Leave out the pictures and copy everything else below exactly.

Data excerpts:
___

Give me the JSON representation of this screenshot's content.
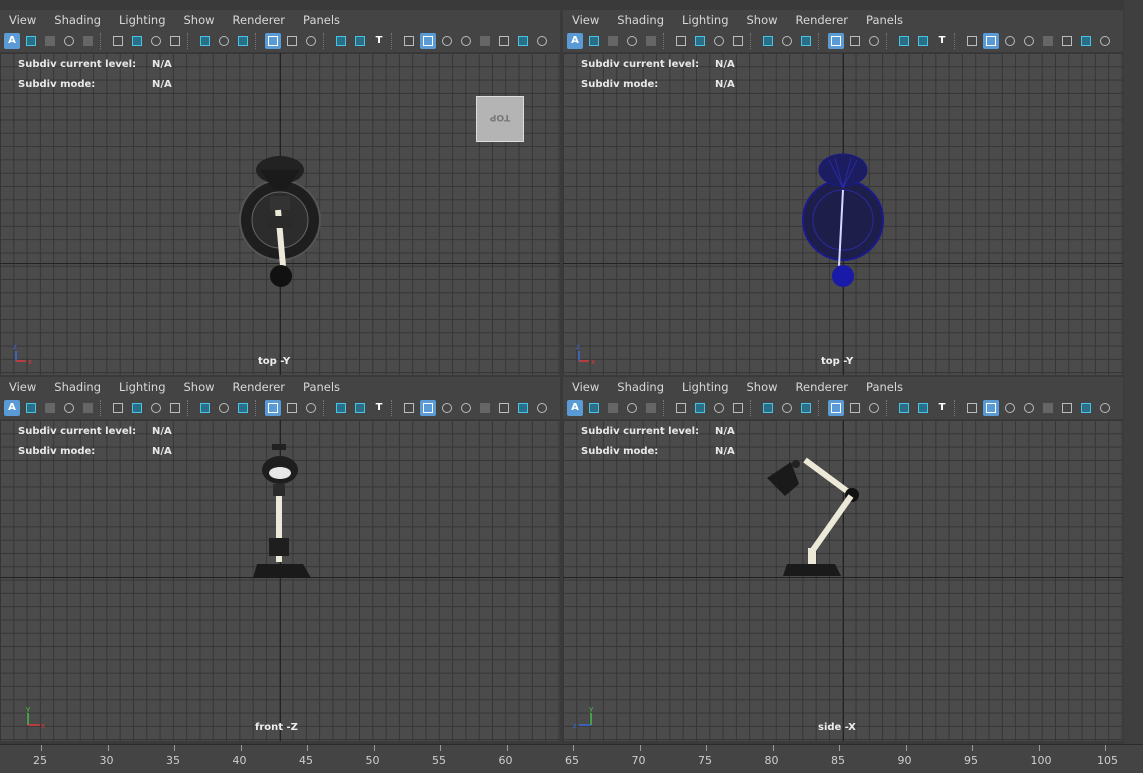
{
  "menus": [
    "View",
    "Shading",
    "Lighting",
    "Show",
    "Renderer",
    "Panels"
  ],
  "hud": {
    "subdiv_level_label": "Subdiv current level:",
    "subdiv_mode_label": "Subdiv mode:",
    "value": "N/A"
  },
  "panes": {
    "top_left": {
      "camera": "top -Y",
      "viewcube": "TOP"
    },
    "top_right": {
      "camera": "top -Y"
    },
    "bottom_left": {
      "camera": "front -Z"
    },
    "bottom_right": {
      "camera": "side -X"
    }
  },
  "gizmo_axes": {
    "top": [
      "x",
      "z"
    ],
    "front": [
      "x",
      "y"
    ],
    "side": [
      "z",
      "y"
    ]
  },
  "timeline": {
    "ticks": [
      "25",
      "30",
      "35",
      "40",
      "45",
      "50",
      "55",
      "60",
      "65",
      "70",
      "75",
      "80",
      "85",
      "90",
      "95",
      "100",
      "105"
    ]
  },
  "colors": {
    "highlight": "#5b9bd5",
    "wireframe": "#1a1a8c",
    "axis_x": "#d93a3a",
    "axis_y": "#49c249",
    "axis_z": "#3a6bd9"
  }
}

___

Answer below |
Give me the JSON representation of this screenshot's content.
{
  "menus": [
    "View",
    "Shading",
    "Lighting",
    "Show",
    "Renderer",
    "Panels"
  ],
  "hud": {
    "subdiv_level_label": "Subdiv current level:",
    "subdiv_mode_label": "Subdiv mode:",
    "value": "N/A"
  },
  "panes": {
    "top_left": {
      "camera": "top -Y",
      "viewcube": "TOP"
    },
    "top_right": {
      "camera": "top -Y"
    },
    "bottom_left": {
      "camera": "front -Z"
    },
    "bottom_right": {
      "camera": "side -X"
    }
  },
  "gizmo_axes": {
    "top": [
      "x",
      "z"
    ],
    "front": [
      "x",
      "y"
    ],
    "side": [
      "z",
      "y"
    ]
  },
  "timeline": {
    "ticks": [
      "25",
      "30",
      "35",
      "40",
      "45",
      "50",
      "55",
      "60",
      "65",
      "70",
      "75",
      "80",
      "85",
      "90",
      "95",
      "100",
      "105"
    ]
  },
  "colors": {
    "highlight": "#5b9bd5",
    "wireframe": "#1a1a8c",
    "axis_x": "#d93a3a",
    "axis_y": "#49c249",
    "axis_z": "#3a6bd9"
  }
}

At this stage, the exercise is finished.